■ **GIVEN PROBLEM**:
Without the pictures, copy all the entries below exactly.

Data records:

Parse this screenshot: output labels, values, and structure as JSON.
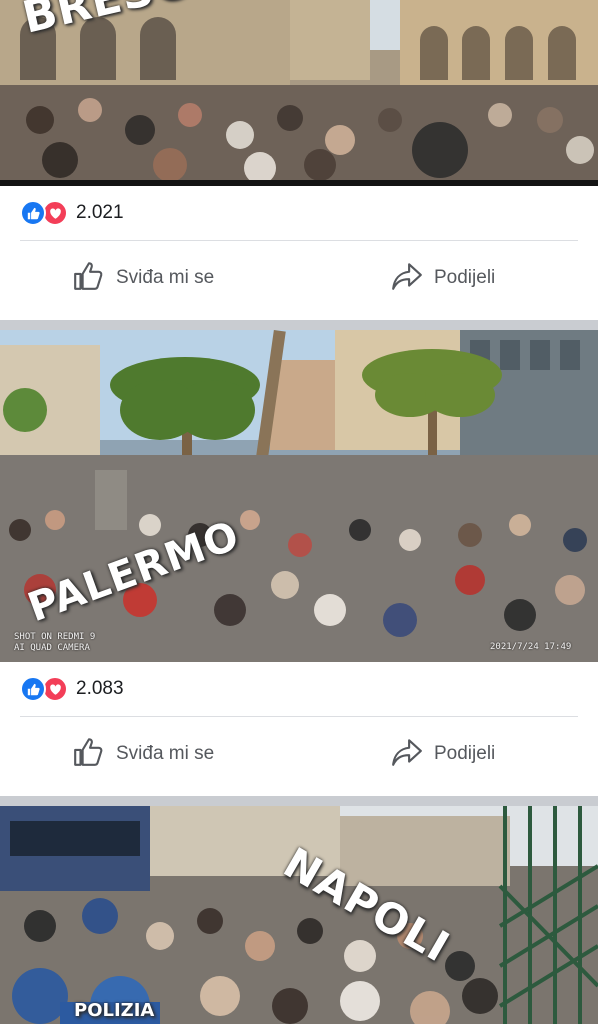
{
  "posts": [
    {
      "overlay": "BRESCI",
      "reaction_count": "2.021",
      "like_label": "Sviđa mi se",
      "share_label": "Podijeli",
      "caption_left": "",
      "caption_right": ""
    },
    {
      "overlay": "PALERMO",
      "reaction_count": "2.083",
      "like_label": "Sviđa mi se",
      "share_label": "Podijeli",
      "caption_left": "SHOT ON REDMI 9\nAI QUAD CAMERA",
      "caption_left_1": "SHOT ON REDMI 9",
      "caption_left_2": "AI QUAD CAMERA",
      "caption_right": "2021/7/24  17:49"
    },
    {
      "overlay": "NAPOLI",
      "vehicle_text": "POLIZIA"
    }
  ],
  "colors": {
    "like_blue": "#1877f2",
    "love_red": "#f33e58",
    "separator": "#c9ccd1"
  },
  "icons": [
    "thumbs-up-icon",
    "heart-icon",
    "like-outline-icon",
    "share-arrow-icon"
  ]
}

■ **OUTPUT OF THE TASK**:
Parse this screenshot: output labels, values, and structure as JSON.
{
  "posts": [
    {
      "overlay": "BRESCI",
      "reaction_count": "2.021",
      "like_label": "Sviđa mi se",
      "share_label": "Podijeli",
      "caption_left": "",
      "caption_right": ""
    },
    {
      "overlay": "PALERMO",
      "reaction_count": "2.083",
      "like_label": "Sviđa mi se",
      "share_label": "Podijeli",
      "caption_left": "SHOT ON REDMI 9\nAI QUAD CAMERA",
      "caption_left_1": "SHOT ON REDMI 9",
      "caption_left_2": "AI QUAD CAMERA",
      "caption_right": "2021/7/24  17:49"
    },
    {
      "overlay": "NAPOLI",
      "vehicle_text": "POLIZIA"
    }
  ],
  "colors": {
    "like_blue": "#1877f2",
    "love_red": "#f33e58",
    "separator": "#c9ccd1"
  },
  "icons": [
    "thumbs-up-icon",
    "heart-icon",
    "like-outline-icon",
    "share-arrow-icon"
  ]
}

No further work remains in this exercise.